Problem to solve: Your task is to print every entry below exactly as given.

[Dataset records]
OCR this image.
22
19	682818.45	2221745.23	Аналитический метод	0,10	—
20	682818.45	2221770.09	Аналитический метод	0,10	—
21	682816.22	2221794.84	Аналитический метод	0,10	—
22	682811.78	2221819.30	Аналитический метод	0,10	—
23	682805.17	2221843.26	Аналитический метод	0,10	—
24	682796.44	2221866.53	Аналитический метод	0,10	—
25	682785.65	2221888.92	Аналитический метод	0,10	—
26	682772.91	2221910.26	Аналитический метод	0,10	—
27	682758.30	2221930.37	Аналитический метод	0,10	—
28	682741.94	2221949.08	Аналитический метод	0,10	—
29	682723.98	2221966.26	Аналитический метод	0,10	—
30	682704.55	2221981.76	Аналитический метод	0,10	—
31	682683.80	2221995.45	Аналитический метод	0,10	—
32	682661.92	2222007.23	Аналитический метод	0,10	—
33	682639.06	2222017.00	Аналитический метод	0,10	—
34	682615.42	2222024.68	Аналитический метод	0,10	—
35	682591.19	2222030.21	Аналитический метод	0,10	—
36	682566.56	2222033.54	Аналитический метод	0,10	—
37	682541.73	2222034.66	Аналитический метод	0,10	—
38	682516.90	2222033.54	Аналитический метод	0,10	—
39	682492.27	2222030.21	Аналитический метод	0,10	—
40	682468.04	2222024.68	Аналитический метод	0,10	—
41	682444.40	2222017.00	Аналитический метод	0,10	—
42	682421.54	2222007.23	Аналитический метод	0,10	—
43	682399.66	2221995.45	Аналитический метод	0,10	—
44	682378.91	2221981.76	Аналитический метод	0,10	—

Result of this task:
OCR this image.
22
19	682818.45	2221745.23	Аналитический метод	0,10	—
20	682818.45	2221770.09	Аналитический метод	0,10	—
21	682816.22	2221794.84	Аналитический метод	0,10	—
22	682811.78	2221819.30	Аналитический метод	0,10	—
23	682805.17	2221843.26	Аналитический метод	0,10	—
24	682796.44	2221866.53	Аналитический метод	0,10	—
25	682785.65	2221888.92	Аналитический метод	0,10	—
26	682772.91	2221910.26	Аналитический метод	0,10	—
27	682758.30	2221930.37	Аналитический метод	0,10	—
28	682741.94	2221949.08	Аналитический метод	0,10	—
29	682723.98	2221966.26	Аналитический метод	0,10	—
30	682704.55	2221981.76	Аналитический метод	0,10	—
31	682683.80	2221995.45	Аналитический метод	0,10	—
32	682661.92	2222007.23	Аналитический метод	0,10	—
33	682639.06	2222017.00	Аналитический метод	0,10	—
34	682615.42	2222024.68	Аналитический метод	0,10	—
35	682591.19	2222030.21	Аналитический метод	0,10	—
36	682566.56	2222033.54	Аналитический метод	0,10	—
37	682541.73	2222034.66	Аналитический метод	0,10	—
38	682516.90	2222033.54	Аналитический метод	0,10	—
39	682492.27	2222030.21	Аналитический метод	0,10	—
40	682468.04	2222024.68	Аналитический метод	0,10	—
41	682444.40	2222017.00	Аналитический метод	0,10	—
42	682421.54	2222007.23	Аналитический метод	0,10	—
43	682399.66	2221995.45	Аналитический метод	0,10	—
44	682378.91	2221981.76	Аналитический метод	0,10	—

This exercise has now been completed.